## Work to be completed
Locate the string "East" throughout the material and copy every line in which it occurs.

Data listing:
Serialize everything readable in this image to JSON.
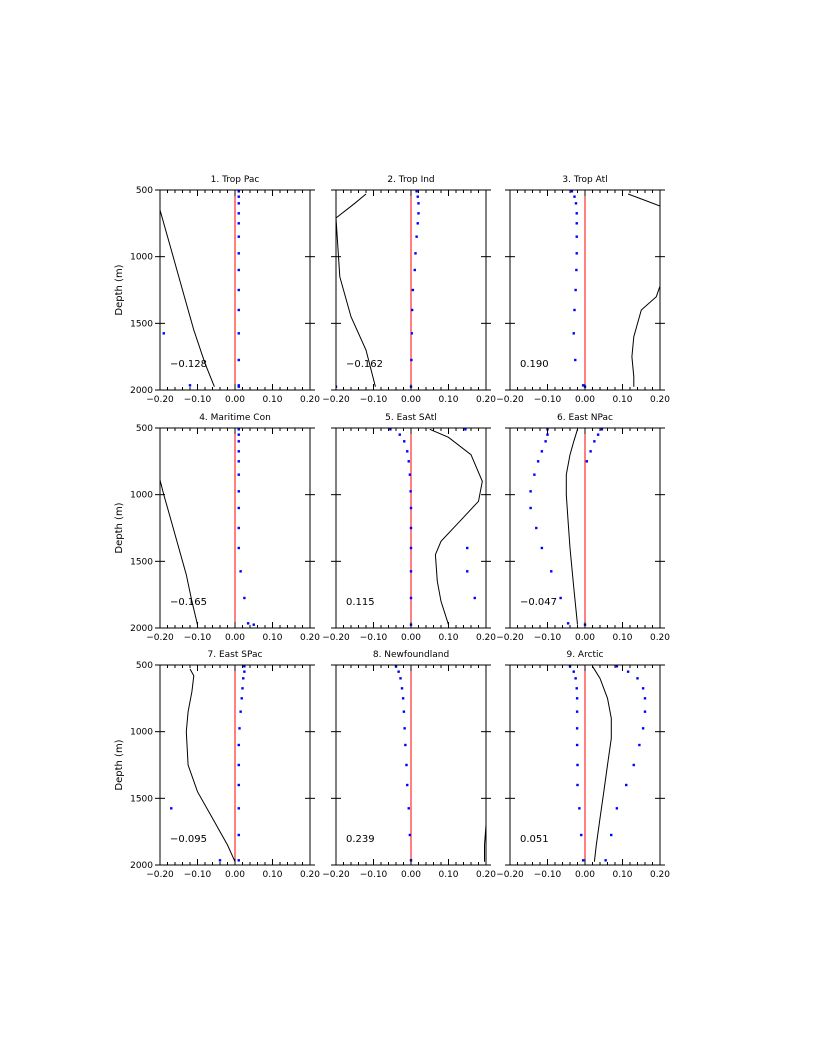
{
  "figure": {
    "ylabel": "Depth (m)",
    "colors": {
      "zero_line": "#ff0000",
      "dots": "#0000ff",
      "curve": "#000000",
      "axes": "#000000"
    }
  },
  "chart_data": [
    {
      "type": "line",
      "title": "1. Trop Pac",
      "annotation": "−0.128",
      "xlim": [
        -0.2,
        0.2
      ],
      "ylim": [
        500,
        2000
      ],
      "xticks": [
        "−0.20",
        "−0.10",
        "0.00",
        "0.10",
        "0.20"
      ],
      "yticks": [
        "500",
        "1000",
        "1500",
        "2000"
      ],
      "curve": {
        "x": [
          -0.2,
          -0.195,
          -0.17,
          -0.14,
          -0.11,
          -0.08,
          -0.055
        ],
        "y": [
          650,
          700,
          950,
          1250,
          1550,
          1800,
          1975
        ]
      },
      "dots": {
        "x": [
          0.01,
          0.01,
          0.01,
          0.01,
          0.01,
          0.01,
          0.01,
          0.01,
          0.01,
          0.01,
          0.01,
          0.01,
          0.01,
          0.01,
          -0.19,
          -0.12
        ],
        "y": [
          510,
          550,
          600,
          675,
          750,
          850,
          975,
          1100,
          1250,
          1400,
          1575,
          1775,
          1965,
          1975,
          1575,
          1965
        ]
      }
    },
    {
      "type": "line",
      "title": "2. Trop Ind",
      "annotation": "−0.162",
      "xlim": [
        -0.2,
        0.2
      ],
      "ylim": [
        500,
        2000
      ],
      "xticks": [
        "−0.20",
        "−0.10",
        "0.00",
        "0.10",
        "0.20"
      ],
      "yticks": [
        "500",
        "1000",
        "1500",
        "2000"
      ],
      "curve": {
        "x": [
          -0.12,
          -0.15,
          -0.2,
          -0.19,
          -0.16,
          -0.12,
          -0.095
        ],
        "y": [
          530,
          600,
          710,
          1150,
          1450,
          1700,
          1975
        ]
      },
      "dots": {
        "x": [
          0.015,
          0.018,
          0.02,
          0.02,
          0.018,
          0.015,
          0.012,
          0.01,
          0.005,
          0.003,
          0.002,
          0.001,
          0.0,
          -0.2
        ],
        "y": [
          510,
          550,
          600,
          675,
          750,
          850,
          975,
          1100,
          1250,
          1400,
          1575,
          1775,
          1975,
          1975
        ]
      }
    },
    {
      "type": "line",
      "title": "3. Trop Atl",
      "annotation": "0.190",
      "xlim": [
        -0.2,
        0.2
      ],
      "ylim": [
        500,
        2000
      ],
      "xticks": [
        "−0.20",
        "−0.10",
        "0.00",
        "0.10",
        "0.20"
      ],
      "yticks": [
        "500",
        "1000",
        "1500",
        "2000"
      ],
      "curve_segments": [
        {
          "x": [
            0.115,
            0.2
          ],
          "y": [
            530,
            620
          ]
        },
        {
          "x": [
            0.2,
            0.19,
            0.15,
            0.13,
            0.125,
            0.13,
            0.13
          ],
          "y": [
            1220,
            1300,
            1400,
            1600,
            1750,
            1900,
            1975
          ]
        }
      ],
      "dots": {
        "x": [
          -0.035,
          -0.028,
          -0.024,
          -0.022,
          -0.022,
          -0.022,
          -0.022,
          -0.023,
          -0.025,
          -0.028,
          -0.03,
          -0.026,
          -0.005,
          0.0
        ],
        "y": [
          510,
          550,
          600,
          675,
          750,
          850,
          975,
          1100,
          1250,
          1400,
          1575,
          1775,
          1965,
          1975
        ]
      }
    },
    {
      "type": "line",
      "title": "4. Maritime Con",
      "annotation": "−0.165",
      "xlim": [
        -0.2,
        0.2
      ],
      "ylim": [
        500,
        2000
      ],
      "xticks": [
        "−0.20",
        "−0.10",
        "0.00",
        "0.10",
        "0.20"
      ],
      "yticks": [
        "500",
        "1000",
        "1500",
        "2000"
      ],
      "curve": {
        "x": [
          -0.2,
          -0.19,
          -0.17,
          -0.15,
          -0.13,
          -0.115,
          -0.1
        ],
        "y": [
          890,
          1000,
          1200,
          1400,
          1600,
          1800,
          1975
        ]
      },
      "dots": {
        "x": [
          0.01,
          0.01,
          0.01,
          0.01,
          0.01,
          0.01,
          0.01,
          0.01,
          0.01,
          0.01,
          0.015,
          0.025,
          0.035,
          0.05
        ],
        "y": [
          510,
          550,
          600,
          675,
          750,
          850,
          975,
          1100,
          1250,
          1400,
          1575,
          1775,
          1965,
          1975
        ]
      }
    },
    {
      "type": "line",
      "title": "5. East SAtl",
      "annotation": "0.115",
      "xlim": [
        -0.2,
        0.2
      ],
      "ylim": [
        500,
        2000
      ],
      "xticks": [
        "−0.20",
        "−0.10",
        "0.00",
        "0.10",
        "0.20"
      ],
      "yticks": [
        "500",
        "1000",
        "1500",
        "2000"
      ],
      "curve": {
        "x": [
          0.05,
          0.1,
          0.16,
          0.19,
          0.18,
          0.13,
          0.08,
          0.065,
          0.07,
          0.08,
          0.1
        ],
        "y": [
          510,
          570,
          700,
          900,
          1050,
          1200,
          1350,
          1450,
          1650,
          1800,
          1975
        ]
      },
      "dots": {
        "x": [
          -0.055,
          -0.03,
          -0.018,
          -0.01,
          -0.006,
          -0.003,
          -0.001,
          0.0,
          0.0,
          0.0,
          0.0,
          0.0,
          0.0,
          0.145,
          0.15,
          0.15,
          0.17
        ],
        "y": [
          510,
          550,
          600,
          675,
          750,
          850,
          975,
          1100,
          1250,
          1400,
          1575,
          1775,
          1975,
          510,
          1400,
          1575,
          1775
        ]
      }
    },
    {
      "type": "line",
      "title": "6. East NPac",
      "annotation": "−0.047",
      "xlim": [
        -0.2,
        0.2
      ],
      "ylim": [
        500,
        2000
      ],
      "xticks": [
        "−0.20",
        "−0.10",
        "0.00",
        "0.10",
        "0.20"
      ],
      "yticks": [
        "500",
        "1000",
        "1500",
        "2000"
      ],
      "curve": {
        "x": [
          -0.02,
          -0.03,
          -0.04,
          -0.05,
          -0.05,
          -0.045,
          -0.04,
          -0.03,
          -0.02
        ],
        "y": [
          510,
          600,
          700,
          850,
          1000,
          1200,
          1400,
          1700,
          1975
        ]
      },
      "dots": {
        "x": [
          -0.1,
          -0.1,
          -0.105,
          -0.115,
          -0.125,
          -0.135,
          -0.145,
          -0.145,
          -0.13,
          -0.115,
          -0.09,
          -0.065,
          -0.045,
          0.045,
          0.035,
          0.025,
          0.015,
          0.005,
          0.0
        ],
        "y": [
          510,
          550,
          600,
          675,
          750,
          850,
          975,
          1100,
          1250,
          1400,
          1575,
          1775,
          1965,
          510,
          550,
          600,
          675,
          750,
          1975
        ]
      }
    },
    {
      "type": "line",
      "title": "7. East SPac",
      "annotation": "−0.095",
      "xlim": [
        -0.2,
        0.2
      ],
      "ylim": [
        500,
        2000
      ],
      "xticks": [
        "−0.20",
        "−0.10",
        "0.00",
        "0.10",
        "0.20"
      ],
      "yticks": [
        "500",
        "1000",
        "1500",
        "2000"
      ],
      "curve": {
        "x": [
          -0.12,
          -0.11,
          -0.115,
          -0.125,
          -0.13,
          -0.125,
          -0.1,
          -0.06,
          -0.02,
          0.0
        ],
        "y": [
          530,
          580,
          700,
          850,
          1000,
          1250,
          1450,
          1650,
          1850,
          1975
        ]
      },
      "dots": {
        "x": [
          0.025,
          0.025,
          0.022,
          0.02,
          0.018,
          0.015,
          0.012,
          0.01,
          0.01,
          0.01,
          0.01,
          0.01,
          0.01,
          -0.17,
          -0.04
        ],
        "y": [
          510,
          550,
          600,
          675,
          750,
          850,
          975,
          1100,
          1250,
          1400,
          1575,
          1775,
          1965,
          1575,
          1965
        ]
      }
    },
    {
      "type": "line",
      "title": "8. Newfoundland",
      "annotation": "0.239",
      "xlim": [
        -0.2,
        0.2
      ],
      "ylim": [
        500,
        2000
      ],
      "xticks": [
        "−0.20",
        "−0.10",
        "0.00",
        "0.10",
        "0.20"
      ],
      "yticks": [
        "500",
        "1000",
        "1500",
        "2000"
      ],
      "curve": {
        "x": [
          0.2,
          0.196,
          0.196
        ],
        "y": [
          1700,
          1850,
          1975
        ]
      },
      "dots": {
        "x": [
          -0.04,
          -0.033,
          -0.028,
          -0.024,
          -0.021,
          -0.019,
          -0.017,
          -0.015,
          -0.012,
          -0.01,
          -0.006,
          -0.003,
          0.0
        ],
        "y": [
          510,
          550,
          600,
          675,
          750,
          850,
          975,
          1100,
          1250,
          1400,
          1575,
          1775,
          1965
        ]
      }
    },
    {
      "type": "line",
      "title": "9. Arctic",
      "annotation": "0.051",
      "xlim": [
        -0.2,
        0.2
      ],
      "ylim": [
        500,
        2000
      ],
      "xticks": [
        "−0.20",
        "−0.10",
        "0.00",
        "0.10",
        "0.20"
      ],
      "yticks": [
        "500",
        "1000",
        "1500",
        "2000"
      ],
      "curve": {
        "x": [
          0.02,
          0.04,
          0.06,
          0.07,
          0.07,
          0.06,
          0.05,
          0.04,
          0.03,
          0.025
        ],
        "y": [
          510,
          600,
          750,
          900,
          1050,
          1250,
          1450,
          1650,
          1850,
          1975
        ]
      },
      "dots": {
        "x": [
          -0.04,
          -0.03,
          -0.025,
          -0.022,
          -0.021,
          -0.021,
          -0.021,
          -0.021,
          -0.02,
          -0.02,
          -0.015,
          -0.01,
          -0.005,
          0.085,
          0.115,
          0.14,
          0.155,
          0.16,
          0.16,
          0.155,
          0.145,
          0.13,
          0.11,
          0.085,
          0.07,
          0.055
        ],
        "y": [
          510,
          550,
          600,
          675,
          750,
          850,
          975,
          1100,
          1250,
          1400,
          1575,
          1775,
          1965,
          510,
          550,
          600,
          675,
          750,
          850,
          975,
          1100,
          1250,
          1400,
          1575,
          1775,
          1965
        ]
      }
    }
  ]
}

## Written answer
      "title": "5. East SAtl",
      "title": "6. East NPac",
      "title": "7. East SPac",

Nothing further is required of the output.